(Figure dataset records)

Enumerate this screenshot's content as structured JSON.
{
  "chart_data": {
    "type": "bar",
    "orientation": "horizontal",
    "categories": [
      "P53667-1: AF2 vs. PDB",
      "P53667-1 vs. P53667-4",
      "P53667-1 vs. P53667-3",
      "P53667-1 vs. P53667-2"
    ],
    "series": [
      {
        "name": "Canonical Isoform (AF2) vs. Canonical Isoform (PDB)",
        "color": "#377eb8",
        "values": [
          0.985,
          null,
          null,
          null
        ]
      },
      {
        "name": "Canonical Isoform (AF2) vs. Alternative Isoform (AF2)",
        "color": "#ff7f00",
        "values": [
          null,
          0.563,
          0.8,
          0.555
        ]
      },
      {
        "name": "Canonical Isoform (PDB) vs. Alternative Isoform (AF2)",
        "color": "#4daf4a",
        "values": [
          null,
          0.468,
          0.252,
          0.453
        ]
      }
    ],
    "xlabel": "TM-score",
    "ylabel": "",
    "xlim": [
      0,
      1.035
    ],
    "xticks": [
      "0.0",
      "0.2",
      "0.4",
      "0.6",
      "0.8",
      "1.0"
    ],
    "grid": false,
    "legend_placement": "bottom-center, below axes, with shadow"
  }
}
---
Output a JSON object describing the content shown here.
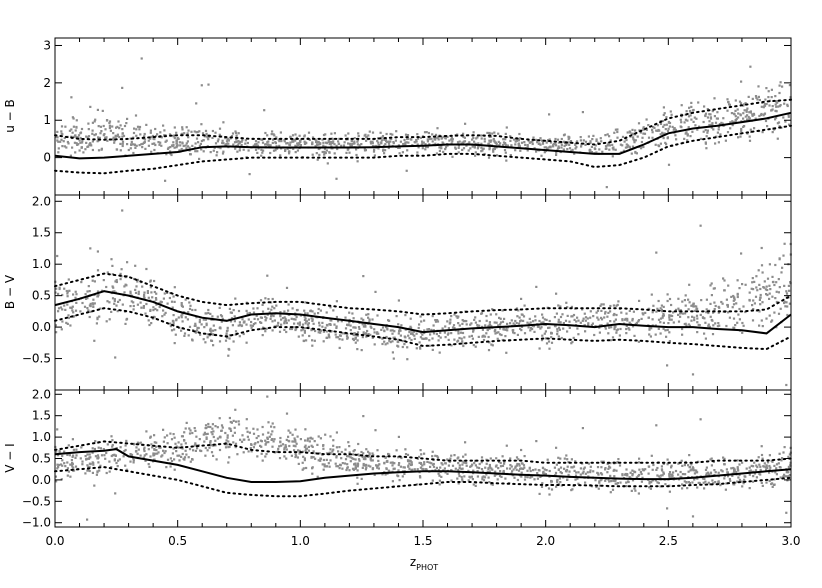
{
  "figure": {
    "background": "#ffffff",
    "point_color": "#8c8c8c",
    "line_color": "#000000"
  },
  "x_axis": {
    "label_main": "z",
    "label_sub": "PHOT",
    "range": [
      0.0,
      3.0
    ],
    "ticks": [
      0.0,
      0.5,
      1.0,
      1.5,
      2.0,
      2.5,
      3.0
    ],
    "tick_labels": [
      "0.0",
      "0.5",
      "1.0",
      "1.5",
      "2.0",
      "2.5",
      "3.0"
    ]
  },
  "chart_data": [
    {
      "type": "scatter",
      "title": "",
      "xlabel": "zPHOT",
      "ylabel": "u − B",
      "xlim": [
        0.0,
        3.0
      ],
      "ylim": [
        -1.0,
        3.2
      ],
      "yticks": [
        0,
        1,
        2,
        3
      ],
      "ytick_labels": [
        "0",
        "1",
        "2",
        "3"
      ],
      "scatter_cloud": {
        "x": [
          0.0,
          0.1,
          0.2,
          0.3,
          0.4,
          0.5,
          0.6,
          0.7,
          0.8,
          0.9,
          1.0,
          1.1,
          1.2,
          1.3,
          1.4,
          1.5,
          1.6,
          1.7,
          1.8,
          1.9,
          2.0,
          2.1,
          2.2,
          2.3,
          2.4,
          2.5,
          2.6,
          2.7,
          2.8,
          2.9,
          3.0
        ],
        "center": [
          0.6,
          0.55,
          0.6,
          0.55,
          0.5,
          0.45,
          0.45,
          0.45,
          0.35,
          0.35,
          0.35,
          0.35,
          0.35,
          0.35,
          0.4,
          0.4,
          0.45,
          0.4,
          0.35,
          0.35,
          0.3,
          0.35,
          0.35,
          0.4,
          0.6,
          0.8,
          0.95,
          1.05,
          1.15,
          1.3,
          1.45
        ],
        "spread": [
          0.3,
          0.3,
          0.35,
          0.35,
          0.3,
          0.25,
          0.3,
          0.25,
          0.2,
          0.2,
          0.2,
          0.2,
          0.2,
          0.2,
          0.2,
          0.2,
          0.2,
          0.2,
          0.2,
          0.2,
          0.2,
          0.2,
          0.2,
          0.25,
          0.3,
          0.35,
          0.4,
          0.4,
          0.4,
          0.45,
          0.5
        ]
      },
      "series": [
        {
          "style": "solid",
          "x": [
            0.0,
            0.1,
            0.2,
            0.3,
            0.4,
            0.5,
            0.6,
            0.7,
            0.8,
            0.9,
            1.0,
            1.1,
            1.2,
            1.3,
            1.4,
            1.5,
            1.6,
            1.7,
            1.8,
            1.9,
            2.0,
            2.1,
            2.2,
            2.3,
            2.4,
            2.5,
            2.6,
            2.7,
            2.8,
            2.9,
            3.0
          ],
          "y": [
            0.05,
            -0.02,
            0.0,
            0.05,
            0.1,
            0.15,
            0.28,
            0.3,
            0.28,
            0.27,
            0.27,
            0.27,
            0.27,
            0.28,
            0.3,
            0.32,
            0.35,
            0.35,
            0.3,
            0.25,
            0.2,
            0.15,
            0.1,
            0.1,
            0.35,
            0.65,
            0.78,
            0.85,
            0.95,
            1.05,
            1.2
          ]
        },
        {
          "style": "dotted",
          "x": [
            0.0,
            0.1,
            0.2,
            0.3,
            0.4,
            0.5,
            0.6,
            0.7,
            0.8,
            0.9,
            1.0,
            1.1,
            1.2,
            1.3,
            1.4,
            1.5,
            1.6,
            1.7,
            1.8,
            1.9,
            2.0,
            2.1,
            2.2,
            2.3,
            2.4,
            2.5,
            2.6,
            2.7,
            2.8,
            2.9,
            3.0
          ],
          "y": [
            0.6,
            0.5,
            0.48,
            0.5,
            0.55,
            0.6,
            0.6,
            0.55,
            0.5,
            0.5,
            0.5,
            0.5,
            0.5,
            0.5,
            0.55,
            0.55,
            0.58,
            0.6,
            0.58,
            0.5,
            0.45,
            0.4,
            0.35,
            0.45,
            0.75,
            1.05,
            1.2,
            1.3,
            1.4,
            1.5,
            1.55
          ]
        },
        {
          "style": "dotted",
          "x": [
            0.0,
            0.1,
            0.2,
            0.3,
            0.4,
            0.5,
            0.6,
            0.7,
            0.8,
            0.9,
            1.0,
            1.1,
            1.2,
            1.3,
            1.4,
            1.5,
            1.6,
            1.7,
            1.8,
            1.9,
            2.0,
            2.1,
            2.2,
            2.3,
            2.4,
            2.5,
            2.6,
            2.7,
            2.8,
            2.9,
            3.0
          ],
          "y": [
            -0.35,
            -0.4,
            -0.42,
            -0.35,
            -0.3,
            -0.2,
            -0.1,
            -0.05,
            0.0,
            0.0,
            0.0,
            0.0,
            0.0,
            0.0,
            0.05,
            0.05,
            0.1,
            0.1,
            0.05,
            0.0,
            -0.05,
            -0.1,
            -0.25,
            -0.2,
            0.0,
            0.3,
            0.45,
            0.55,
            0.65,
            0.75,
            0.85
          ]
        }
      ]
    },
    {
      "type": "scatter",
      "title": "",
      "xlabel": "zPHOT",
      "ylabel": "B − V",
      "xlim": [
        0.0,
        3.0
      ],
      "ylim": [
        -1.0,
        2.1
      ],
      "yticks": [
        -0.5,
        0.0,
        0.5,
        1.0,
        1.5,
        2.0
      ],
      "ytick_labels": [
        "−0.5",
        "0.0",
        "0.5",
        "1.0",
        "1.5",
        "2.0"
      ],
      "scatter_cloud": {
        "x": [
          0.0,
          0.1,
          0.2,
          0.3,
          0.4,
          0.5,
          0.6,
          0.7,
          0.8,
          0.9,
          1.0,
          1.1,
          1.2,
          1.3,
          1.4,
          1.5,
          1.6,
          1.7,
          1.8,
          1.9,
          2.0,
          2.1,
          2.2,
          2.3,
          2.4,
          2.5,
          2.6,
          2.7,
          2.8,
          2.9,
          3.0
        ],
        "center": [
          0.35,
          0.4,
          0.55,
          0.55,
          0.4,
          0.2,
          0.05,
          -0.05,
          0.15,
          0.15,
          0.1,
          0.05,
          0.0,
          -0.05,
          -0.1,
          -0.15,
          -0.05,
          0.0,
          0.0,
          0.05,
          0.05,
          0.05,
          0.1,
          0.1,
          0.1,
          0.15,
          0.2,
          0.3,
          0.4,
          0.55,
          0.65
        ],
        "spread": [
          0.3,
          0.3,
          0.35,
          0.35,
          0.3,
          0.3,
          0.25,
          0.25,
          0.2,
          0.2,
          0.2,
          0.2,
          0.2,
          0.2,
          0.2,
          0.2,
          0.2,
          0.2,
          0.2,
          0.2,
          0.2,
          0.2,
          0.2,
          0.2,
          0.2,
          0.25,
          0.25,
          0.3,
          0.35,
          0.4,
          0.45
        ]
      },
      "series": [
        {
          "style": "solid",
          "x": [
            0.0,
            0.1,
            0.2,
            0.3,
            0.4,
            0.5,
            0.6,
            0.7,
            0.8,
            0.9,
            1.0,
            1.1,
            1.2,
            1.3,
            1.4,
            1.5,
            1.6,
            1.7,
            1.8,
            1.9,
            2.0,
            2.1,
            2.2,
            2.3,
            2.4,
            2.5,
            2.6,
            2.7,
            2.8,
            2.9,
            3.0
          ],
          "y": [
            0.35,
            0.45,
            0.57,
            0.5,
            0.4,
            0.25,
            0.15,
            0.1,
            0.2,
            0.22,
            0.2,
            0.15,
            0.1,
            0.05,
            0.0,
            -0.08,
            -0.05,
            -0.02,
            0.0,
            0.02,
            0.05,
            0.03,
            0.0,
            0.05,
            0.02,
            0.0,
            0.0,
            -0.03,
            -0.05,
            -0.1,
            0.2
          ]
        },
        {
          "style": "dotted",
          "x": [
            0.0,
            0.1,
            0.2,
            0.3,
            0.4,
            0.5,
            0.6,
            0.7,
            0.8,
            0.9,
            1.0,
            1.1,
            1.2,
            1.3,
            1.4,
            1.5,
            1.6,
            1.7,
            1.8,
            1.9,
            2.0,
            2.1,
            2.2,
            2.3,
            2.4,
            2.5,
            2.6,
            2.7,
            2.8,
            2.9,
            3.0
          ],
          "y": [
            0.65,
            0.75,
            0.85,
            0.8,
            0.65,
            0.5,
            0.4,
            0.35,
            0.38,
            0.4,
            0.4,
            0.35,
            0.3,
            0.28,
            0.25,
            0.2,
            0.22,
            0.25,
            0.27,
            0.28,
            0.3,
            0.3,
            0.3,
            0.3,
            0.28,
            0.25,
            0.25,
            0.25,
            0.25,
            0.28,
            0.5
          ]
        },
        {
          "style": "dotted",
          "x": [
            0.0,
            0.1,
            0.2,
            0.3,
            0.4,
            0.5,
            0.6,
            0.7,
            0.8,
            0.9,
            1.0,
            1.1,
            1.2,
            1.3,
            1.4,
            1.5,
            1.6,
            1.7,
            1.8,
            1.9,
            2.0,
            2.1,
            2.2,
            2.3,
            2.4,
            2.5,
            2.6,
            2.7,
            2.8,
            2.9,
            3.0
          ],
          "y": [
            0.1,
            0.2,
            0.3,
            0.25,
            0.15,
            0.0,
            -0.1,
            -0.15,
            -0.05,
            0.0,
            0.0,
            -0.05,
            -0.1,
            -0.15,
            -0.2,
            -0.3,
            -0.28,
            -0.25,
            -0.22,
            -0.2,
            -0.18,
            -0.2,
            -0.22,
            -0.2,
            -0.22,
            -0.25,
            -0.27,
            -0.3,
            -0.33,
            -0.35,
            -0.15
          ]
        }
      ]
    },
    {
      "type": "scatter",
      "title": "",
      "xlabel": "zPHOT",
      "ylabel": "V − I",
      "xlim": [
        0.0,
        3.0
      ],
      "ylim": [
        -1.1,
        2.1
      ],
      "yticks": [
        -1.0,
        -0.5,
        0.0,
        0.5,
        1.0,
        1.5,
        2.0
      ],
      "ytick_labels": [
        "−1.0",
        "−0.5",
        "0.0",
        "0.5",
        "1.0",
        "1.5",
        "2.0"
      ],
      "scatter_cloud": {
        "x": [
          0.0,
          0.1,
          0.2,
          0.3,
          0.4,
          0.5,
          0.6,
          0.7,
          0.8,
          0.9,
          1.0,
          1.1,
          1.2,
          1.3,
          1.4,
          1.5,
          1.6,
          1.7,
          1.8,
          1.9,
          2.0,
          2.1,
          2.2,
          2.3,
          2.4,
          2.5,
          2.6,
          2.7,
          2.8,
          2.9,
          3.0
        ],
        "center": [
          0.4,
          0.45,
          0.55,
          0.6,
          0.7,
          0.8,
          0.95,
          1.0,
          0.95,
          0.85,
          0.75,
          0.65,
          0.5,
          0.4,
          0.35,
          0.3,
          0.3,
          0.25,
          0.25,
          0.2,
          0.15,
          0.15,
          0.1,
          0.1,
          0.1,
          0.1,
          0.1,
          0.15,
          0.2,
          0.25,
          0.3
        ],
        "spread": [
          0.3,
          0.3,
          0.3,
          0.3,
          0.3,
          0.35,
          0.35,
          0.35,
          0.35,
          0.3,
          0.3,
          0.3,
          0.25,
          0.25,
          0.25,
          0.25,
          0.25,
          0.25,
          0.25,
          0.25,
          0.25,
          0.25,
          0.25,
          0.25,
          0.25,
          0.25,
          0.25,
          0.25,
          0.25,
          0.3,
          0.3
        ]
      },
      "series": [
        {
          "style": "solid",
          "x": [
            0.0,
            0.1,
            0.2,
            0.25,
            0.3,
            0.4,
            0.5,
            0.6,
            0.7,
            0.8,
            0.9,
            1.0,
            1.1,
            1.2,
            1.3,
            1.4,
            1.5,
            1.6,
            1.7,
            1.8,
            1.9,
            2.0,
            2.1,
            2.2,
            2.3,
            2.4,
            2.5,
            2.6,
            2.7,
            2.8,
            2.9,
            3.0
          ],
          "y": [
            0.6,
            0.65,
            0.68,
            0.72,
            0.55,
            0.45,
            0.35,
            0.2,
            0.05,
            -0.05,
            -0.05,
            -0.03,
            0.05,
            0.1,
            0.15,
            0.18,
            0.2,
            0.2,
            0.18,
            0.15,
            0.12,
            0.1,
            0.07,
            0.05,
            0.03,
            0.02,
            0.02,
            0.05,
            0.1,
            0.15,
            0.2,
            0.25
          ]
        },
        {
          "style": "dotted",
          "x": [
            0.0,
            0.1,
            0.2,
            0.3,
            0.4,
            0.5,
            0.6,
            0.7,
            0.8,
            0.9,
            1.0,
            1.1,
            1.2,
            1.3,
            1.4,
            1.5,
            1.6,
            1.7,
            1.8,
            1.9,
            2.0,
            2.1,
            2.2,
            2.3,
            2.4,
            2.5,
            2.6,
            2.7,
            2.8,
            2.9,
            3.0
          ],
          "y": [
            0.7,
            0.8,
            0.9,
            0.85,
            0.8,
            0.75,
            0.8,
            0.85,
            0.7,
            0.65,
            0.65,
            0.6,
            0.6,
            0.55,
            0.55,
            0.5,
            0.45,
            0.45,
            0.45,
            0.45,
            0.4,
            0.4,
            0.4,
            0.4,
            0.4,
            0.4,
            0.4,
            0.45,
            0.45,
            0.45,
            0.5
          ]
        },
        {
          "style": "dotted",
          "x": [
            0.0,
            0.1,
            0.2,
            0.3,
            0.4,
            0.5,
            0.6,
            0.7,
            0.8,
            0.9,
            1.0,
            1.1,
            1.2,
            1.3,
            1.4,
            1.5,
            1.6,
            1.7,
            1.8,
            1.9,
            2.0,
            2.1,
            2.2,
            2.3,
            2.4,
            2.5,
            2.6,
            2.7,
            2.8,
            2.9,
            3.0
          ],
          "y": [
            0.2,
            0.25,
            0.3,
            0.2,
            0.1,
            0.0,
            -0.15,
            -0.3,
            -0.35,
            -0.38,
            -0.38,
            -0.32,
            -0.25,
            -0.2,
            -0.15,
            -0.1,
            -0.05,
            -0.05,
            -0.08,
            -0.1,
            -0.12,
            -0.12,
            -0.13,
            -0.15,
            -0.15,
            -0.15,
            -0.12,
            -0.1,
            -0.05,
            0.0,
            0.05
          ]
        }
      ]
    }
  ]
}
--
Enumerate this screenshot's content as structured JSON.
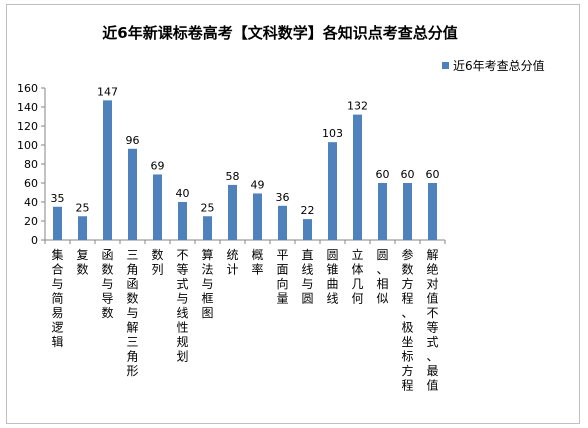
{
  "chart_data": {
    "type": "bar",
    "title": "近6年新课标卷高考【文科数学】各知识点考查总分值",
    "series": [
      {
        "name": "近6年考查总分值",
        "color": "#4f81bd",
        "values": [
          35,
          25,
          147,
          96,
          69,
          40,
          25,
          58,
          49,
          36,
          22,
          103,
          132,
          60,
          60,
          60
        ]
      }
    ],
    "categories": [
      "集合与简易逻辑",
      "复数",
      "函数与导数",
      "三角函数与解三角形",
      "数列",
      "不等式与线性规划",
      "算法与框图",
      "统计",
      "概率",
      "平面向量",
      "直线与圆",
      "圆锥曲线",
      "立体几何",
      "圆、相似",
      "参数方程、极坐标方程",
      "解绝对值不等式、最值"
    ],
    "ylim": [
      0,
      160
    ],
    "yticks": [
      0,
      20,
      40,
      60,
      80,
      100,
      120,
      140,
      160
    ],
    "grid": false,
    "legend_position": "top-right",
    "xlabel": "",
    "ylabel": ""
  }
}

Exercise description — Your task is to pick out every line with the string "Isoform" and copy it.

Task result —
        "name": "Canonical Isoform (AF2) vs. Canonical Isoform (PDB)",
        "name": "Canonical Isoform (AF2) vs. Alternative Isoform (AF2)",
        "name": "Canonical Isoform (PDB) vs. Alternative Isoform (AF2)",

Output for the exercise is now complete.